• [Instructions for the task]:
Write the listing out again, all of it, word for word.

Records from a collection of figures:

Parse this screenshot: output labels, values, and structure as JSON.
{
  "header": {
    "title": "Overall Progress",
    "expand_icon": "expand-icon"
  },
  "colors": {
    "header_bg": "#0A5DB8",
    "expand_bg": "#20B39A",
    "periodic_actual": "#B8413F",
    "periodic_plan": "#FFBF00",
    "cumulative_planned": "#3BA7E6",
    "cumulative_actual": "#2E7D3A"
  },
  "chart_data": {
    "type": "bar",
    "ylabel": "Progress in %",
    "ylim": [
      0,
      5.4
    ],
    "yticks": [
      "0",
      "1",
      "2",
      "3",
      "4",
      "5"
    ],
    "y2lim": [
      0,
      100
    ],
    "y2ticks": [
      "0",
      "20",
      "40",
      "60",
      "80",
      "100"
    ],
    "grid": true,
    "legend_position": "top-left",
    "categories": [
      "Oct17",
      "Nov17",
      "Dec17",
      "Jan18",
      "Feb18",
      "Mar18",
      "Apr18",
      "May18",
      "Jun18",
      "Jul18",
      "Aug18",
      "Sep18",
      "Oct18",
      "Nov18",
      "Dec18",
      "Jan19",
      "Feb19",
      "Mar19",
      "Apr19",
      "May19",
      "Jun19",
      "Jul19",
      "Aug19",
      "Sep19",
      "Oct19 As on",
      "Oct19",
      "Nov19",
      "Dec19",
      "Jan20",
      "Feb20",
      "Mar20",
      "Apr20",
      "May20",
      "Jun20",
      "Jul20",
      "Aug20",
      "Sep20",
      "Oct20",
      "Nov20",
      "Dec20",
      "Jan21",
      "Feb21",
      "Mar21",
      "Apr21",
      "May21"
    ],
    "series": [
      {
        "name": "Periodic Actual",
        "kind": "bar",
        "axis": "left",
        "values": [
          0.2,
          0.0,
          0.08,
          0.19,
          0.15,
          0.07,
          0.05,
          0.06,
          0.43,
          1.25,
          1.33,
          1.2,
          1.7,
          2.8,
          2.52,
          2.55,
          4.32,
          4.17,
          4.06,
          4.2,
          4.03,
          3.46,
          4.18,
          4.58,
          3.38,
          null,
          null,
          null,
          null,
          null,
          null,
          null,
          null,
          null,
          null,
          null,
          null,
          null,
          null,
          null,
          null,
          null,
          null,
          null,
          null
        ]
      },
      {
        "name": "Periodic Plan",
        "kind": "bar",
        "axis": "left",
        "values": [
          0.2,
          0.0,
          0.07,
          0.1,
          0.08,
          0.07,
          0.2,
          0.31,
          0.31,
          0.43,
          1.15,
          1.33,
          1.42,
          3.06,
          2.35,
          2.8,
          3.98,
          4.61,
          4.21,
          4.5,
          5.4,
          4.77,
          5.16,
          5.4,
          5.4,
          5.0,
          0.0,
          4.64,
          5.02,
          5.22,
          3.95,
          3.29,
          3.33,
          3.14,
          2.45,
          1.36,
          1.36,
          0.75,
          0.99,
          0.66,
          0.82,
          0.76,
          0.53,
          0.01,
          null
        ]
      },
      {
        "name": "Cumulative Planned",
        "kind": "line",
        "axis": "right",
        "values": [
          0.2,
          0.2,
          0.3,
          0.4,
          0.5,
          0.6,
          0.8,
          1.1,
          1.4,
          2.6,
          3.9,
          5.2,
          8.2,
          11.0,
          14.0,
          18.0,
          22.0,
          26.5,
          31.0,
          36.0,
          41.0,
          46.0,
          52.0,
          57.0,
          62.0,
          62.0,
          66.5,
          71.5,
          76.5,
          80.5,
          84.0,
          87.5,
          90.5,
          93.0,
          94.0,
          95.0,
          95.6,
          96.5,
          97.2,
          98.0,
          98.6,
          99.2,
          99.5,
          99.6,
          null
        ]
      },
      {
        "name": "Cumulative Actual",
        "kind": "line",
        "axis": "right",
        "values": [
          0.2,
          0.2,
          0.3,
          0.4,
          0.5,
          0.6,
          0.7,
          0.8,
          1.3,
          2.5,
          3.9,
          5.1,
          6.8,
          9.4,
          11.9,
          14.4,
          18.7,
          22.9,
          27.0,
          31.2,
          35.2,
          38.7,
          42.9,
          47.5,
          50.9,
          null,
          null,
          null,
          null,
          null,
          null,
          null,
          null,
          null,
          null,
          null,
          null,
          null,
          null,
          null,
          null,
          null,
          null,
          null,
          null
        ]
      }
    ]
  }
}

• [The answer]:
Parse this screenshot: output labels, values, and structure as JSON.
{
  "header": {
    "title": "Overall Progress",
    "expand_icon": "expand-icon"
  },
  "colors": {
    "header_bg": "#0A5DB8",
    "expand_bg": "#20B39A",
    "periodic_actual": "#B8413F",
    "periodic_plan": "#FFBF00",
    "cumulative_planned": "#3BA7E6",
    "cumulative_actual": "#2E7D3A"
  },
  "chart_data": {
    "type": "bar",
    "ylabel": "Progress in %",
    "ylim": [
      0,
      5.4
    ],
    "yticks": [
      "0",
      "1",
      "2",
      "3",
      "4",
      "5"
    ],
    "y2lim": [
      0,
      100
    ],
    "y2ticks": [
      "0",
      "20",
      "40",
      "60",
      "80",
      "100"
    ],
    "grid": true,
    "legend_position": "top-left",
    "categories": [
      "Oct17",
      "Nov17",
      "Dec17",
      "Jan18",
      "Feb18",
      "Mar18",
      "Apr18",
      "May18",
      "Jun18",
      "Jul18",
      "Aug18",
      "Sep18",
      "Oct18",
      "Nov18",
      "Dec18",
      "Jan19",
      "Feb19",
      "Mar19",
      "Apr19",
      "May19",
      "Jun19",
      "Jul19",
      "Aug19",
      "Sep19",
      "Oct19 As on",
      "Oct19",
      "Nov19",
      "Dec19",
      "Jan20",
      "Feb20",
      "Mar20",
      "Apr20",
      "May20",
      "Jun20",
      "Jul20",
      "Aug20",
      "Sep20",
      "Oct20",
      "Nov20",
      "Dec20",
      "Jan21",
      "Feb21",
      "Mar21",
      "Apr21",
      "May21"
    ],
    "series": [
      {
        "name": "Periodic Actual",
        "kind": "bar",
        "axis": "left",
        "values": [
          0.2,
          0.0,
          0.08,
          0.19,
          0.15,
          0.07,
          0.05,
          0.06,
          0.43,
          1.25,
          1.33,
          1.2,
          1.7,
          2.8,
          2.52,
          2.55,
          4.32,
          4.17,
          4.06,
          4.2,
          4.03,
          3.46,
          4.18,
          4.58,
          3.38,
          null,
          null,
          null,
          null,
          null,
          null,
          null,
          null,
          null,
          null,
          null,
          null,
          null,
          null,
          null,
          null,
          null,
          null,
          null,
          null
        ]
      },
      {
        "name": "Periodic Plan",
        "kind": "bar",
        "axis": "left",
        "values": [
          0.2,
          0.0,
          0.07,
          0.1,
          0.08,
          0.07,
          0.2,
          0.31,
          0.31,
          0.43,
          1.15,
          1.33,
          1.42,
          3.06,
          2.35,
          2.8,
          3.98,
          4.61,
          4.21,
          4.5,
          5.4,
          4.77,
          5.16,
          5.4,
          5.4,
          5.0,
          0.0,
          4.64,
          5.02,
          5.22,
          3.95,
          3.29,
          3.33,
          3.14,
          2.45,
          1.36,
          1.36,
          0.75,
          0.99,
          0.66,
          0.82,
          0.76,
          0.53,
          0.01,
          null
        ]
      },
      {
        "name": "Cumulative Planned",
        "kind": "line",
        "axis": "right",
        "values": [
          0.2,
          0.2,
          0.3,
          0.4,
          0.5,
          0.6,
          0.8,
          1.1,
          1.4,
          2.6,
          3.9,
          5.2,
          8.2,
          11.0,
          14.0,
          18.0,
          22.0,
          26.5,
          31.0,
          36.0,
          41.0,
          46.0,
          52.0,
          57.0,
          62.0,
          62.0,
          66.5,
          71.5,
          76.5,
          80.5,
          84.0,
          87.5,
          90.5,
          93.0,
          94.0,
          95.0,
          95.6,
          96.5,
          97.2,
          98.0,
          98.6,
          99.2,
          99.5,
          99.6,
          null
        ]
      },
      {
        "name": "Cumulative Actual",
        "kind": "line",
        "axis": "right",
        "values": [
          0.2,
          0.2,
          0.3,
          0.4,
          0.5,
          0.6,
          0.7,
          0.8,
          1.3,
          2.5,
          3.9,
          5.1,
          6.8,
          9.4,
          11.9,
          14.4,
          18.7,
          22.9,
          27.0,
          31.2,
          35.2,
          38.7,
          42.9,
          47.5,
          50.9,
          null,
          null,
          null,
          null,
          null,
          null,
          null,
          null,
          null,
          null,
          null,
          null,
          null,
          null,
          null,
          null,
          null,
          null,
          null,
          null
        ]
      }
    ]
  }
}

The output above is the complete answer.